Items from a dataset
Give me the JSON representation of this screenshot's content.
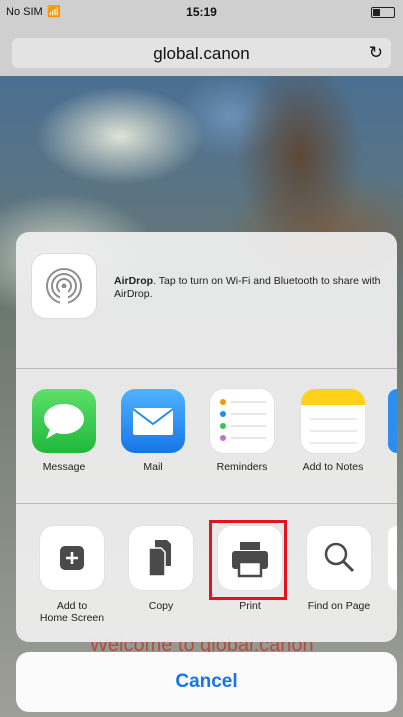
{
  "status_bar": {
    "carrier": "No SIM",
    "time": "15:19"
  },
  "browser": {
    "url": "global.canon",
    "reload_icon": "reload-icon"
  },
  "background_text": "Welcome to global.canon",
  "airdrop": {
    "title": "AirDrop",
    "description": ". Tap to turn on Wi-Fi and Bluetooth to share with AirDrop."
  },
  "apps": [
    {
      "label": "Message",
      "icon": "message-icon",
      "color": "#35c84a"
    },
    {
      "label": "Mail",
      "icon": "mail-icon",
      "color": "#1e8ef2"
    },
    {
      "label": "Reminders",
      "icon": "reminders-icon",
      "color": "#ffffff"
    },
    {
      "label": "Add to Notes",
      "icon": "notes-icon",
      "color": "#ffd21a"
    }
  ],
  "actions": [
    {
      "label": "Add to\nHome Screen",
      "icon": "add-home-icon"
    },
    {
      "label": "Copy",
      "icon": "copy-icon"
    },
    {
      "label": "Print",
      "icon": "print-icon"
    },
    {
      "label": "Find on Page",
      "icon": "search-icon"
    }
  ],
  "highlight_color": "#e0131f",
  "cancel_label": "Cancel"
}
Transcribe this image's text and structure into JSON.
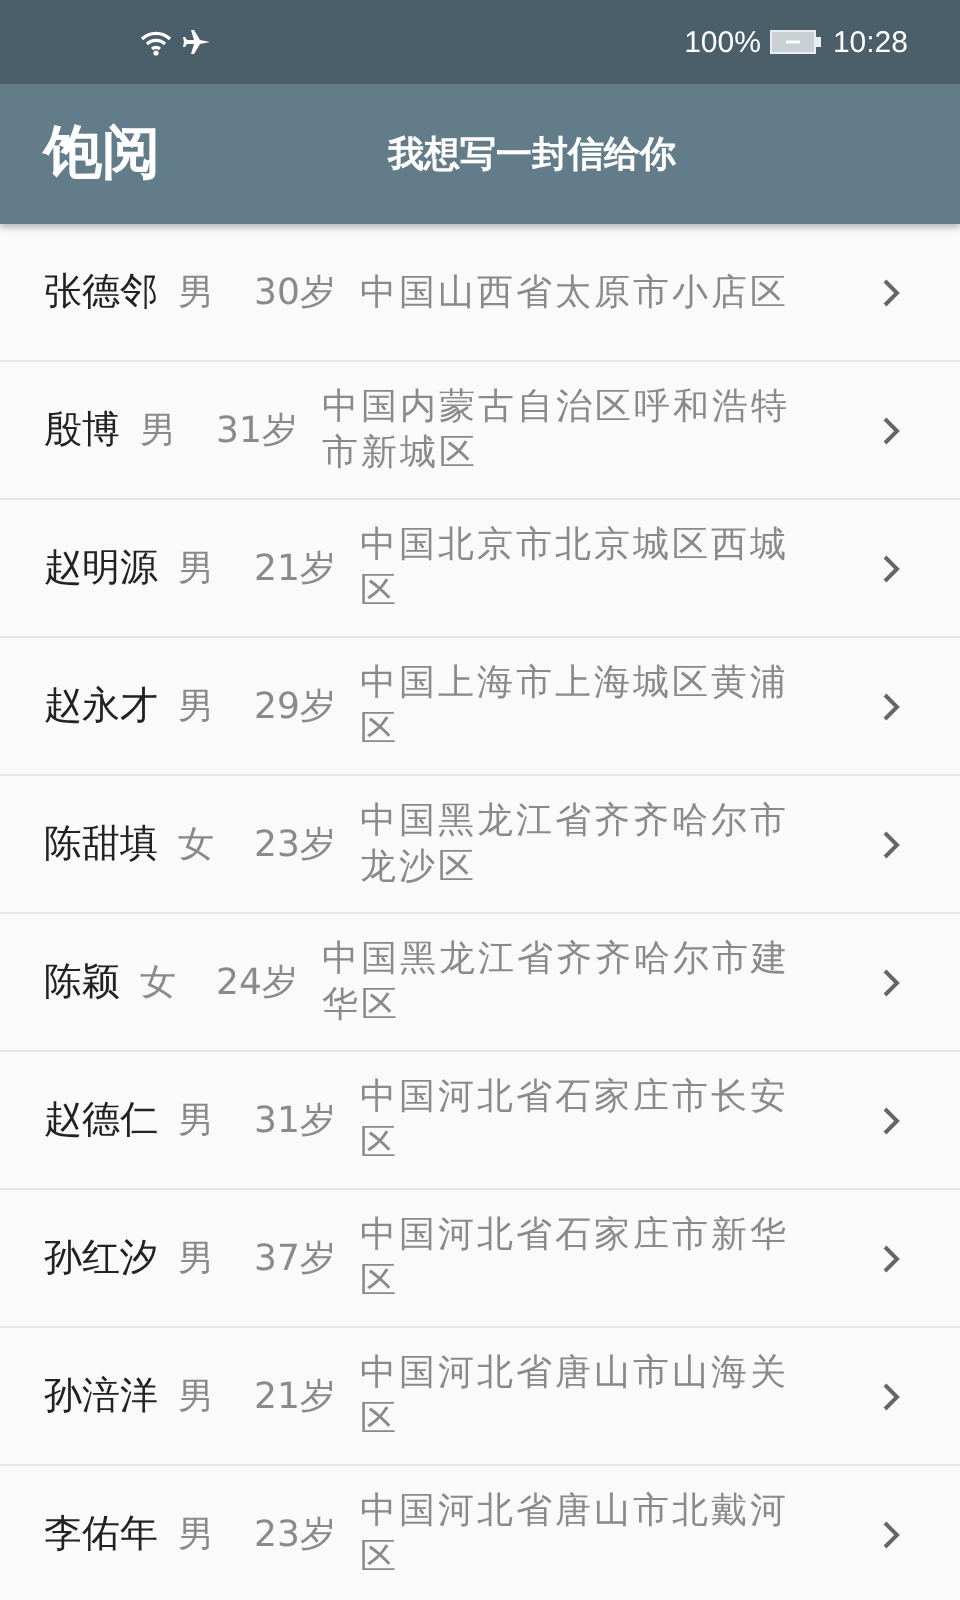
{
  "status_bar": {
    "battery": "100%",
    "time": "10:28"
  },
  "app_bar": {
    "logo": "饱阅",
    "title": "我想写一封信给你"
  },
  "people": [
    {
      "name": "张德邻",
      "gender": "男",
      "age": "30岁",
      "address": "中国山西省太原市小店区"
    },
    {
      "name": "殷博",
      "gender": "男",
      "age": "31岁",
      "address": "中国内蒙古自治区呼和浩特市新城区"
    },
    {
      "name": "赵明源",
      "gender": "男",
      "age": "21岁",
      "address": "中国北京市北京城区西城区"
    },
    {
      "name": "赵永才",
      "gender": "男",
      "age": "29岁",
      "address": "中国上海市上海城区黄浦区"
    },
    {
      "name": "陈甜填",
      "gender": "女",
      "age": "23岁",
      "address": "中国黑龙江省齐齐哈尔市龙沙区"
    },
    {
      "name": "陈颖",
      "gender": "女",
      "age": "24岁",
      "address": "中国黑龙江省齐齐哈尔市建华区"
    },
    {
      "name": "赵德仁",
      "gender": "男",
      "age": "31岁",
      "address": "中国河北省石家庄市长安区"
    },
    {
      "name": "孙红汐",
      "gender": "男",
      "age": "37岁",
      "address": "中国河北省石家庄市新华区"
    },
    {
      "name": "孙涪洋",
      "gender": "男",
      "age": "21岁",
      "address": "中国河北省唐山市山海关区"
    },
    {
      "name": "李佑年",
      "gender": "男",
      "age": "23岁",
      "address": "中国河北省唐山市北戴河区"
    }
  ]
}
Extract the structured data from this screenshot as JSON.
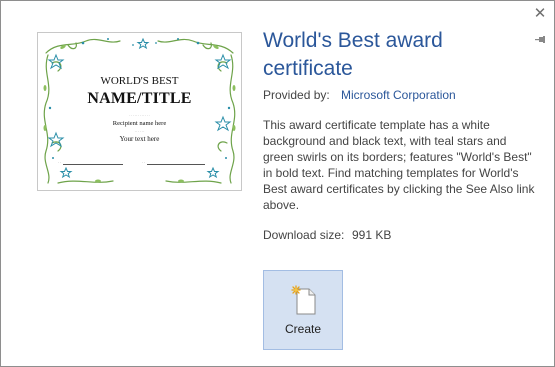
{
  "dialog": {
    "title": "World's Best award certificate",
    "provided_by_label": "Provided by:",
    "provided_by_value": "Microsoft Corporation",
    "description": "This award certificate template has a white background and black text, with teal stars and green swirls on its borders; features \"World's Best\" in bold text. Find matching templates for World's Best award certificates by clicking the See Also link above.",
    "download_size_label": "Download size:",
    "download_size_value": "991 KB",
    "create_label": "Create",
    "close_icon": "close-icon",
    "pin_icon": "pin-icon"
  },
  "preview": {
    "heading": "WORLD'S BEST",
    "name": "NAME/TITLE",
    "recipient": "Recipient name here",
    "body_text": "Your text here"
  },
  "colors": {
    "accent": "#2b579a",
    "button_bg": "#d5e1f2",
    "button_border": "#a3bde3",
    "swirl_green": "#6ea34a",
    "star_teal": "#2a8ea8"
  }
}
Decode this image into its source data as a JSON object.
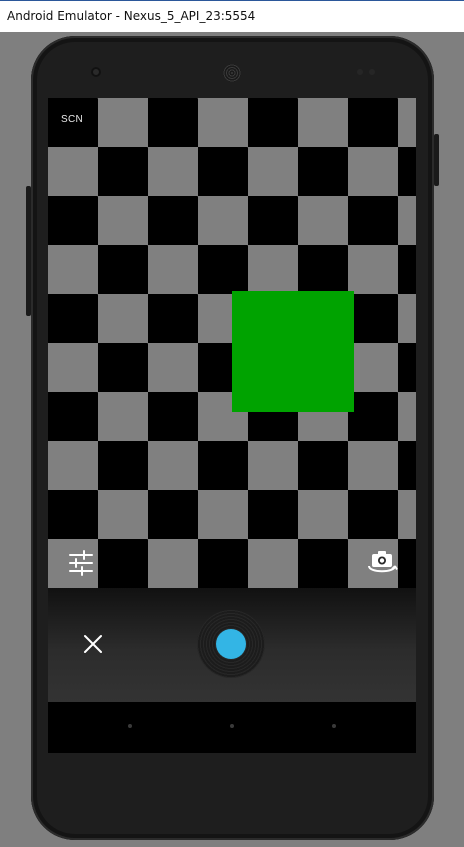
{
  "window": {
    "title": "Android Emulator - Nexus_5_API_23:5554"
  },
  "camera": {
    "scene_mode_label": "SCN",
    "icons": {
      "settings": "sliders-icon",
      "switch_camera": "switch-camera-icon",
      "cancel": "close-icon",
      "shutter": "shutter-button"
    }
  },
  "colors": {
    "shutter_accent": "#33b5e5",
    "checker_dark": "#000000",
    "checker_light": "#808080",
    "object": "#00a300"
  }
}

### What is being asked
Every line in the data that holds "name" should be copied out.

### Correct output
      "name": "张德邻",
      "name": "殷博",
      "name": "赵明源",
      "name": "赵永才",
      "name": "陈甜填",
      "name": "陈颖",
      "name": "赵德仁",
      "name": "孙红汐",
      "name": "孙涪洋",
      "name": "李佑年",
    "name": "NAME/TITLE",
    "recipient": "Recipient name here",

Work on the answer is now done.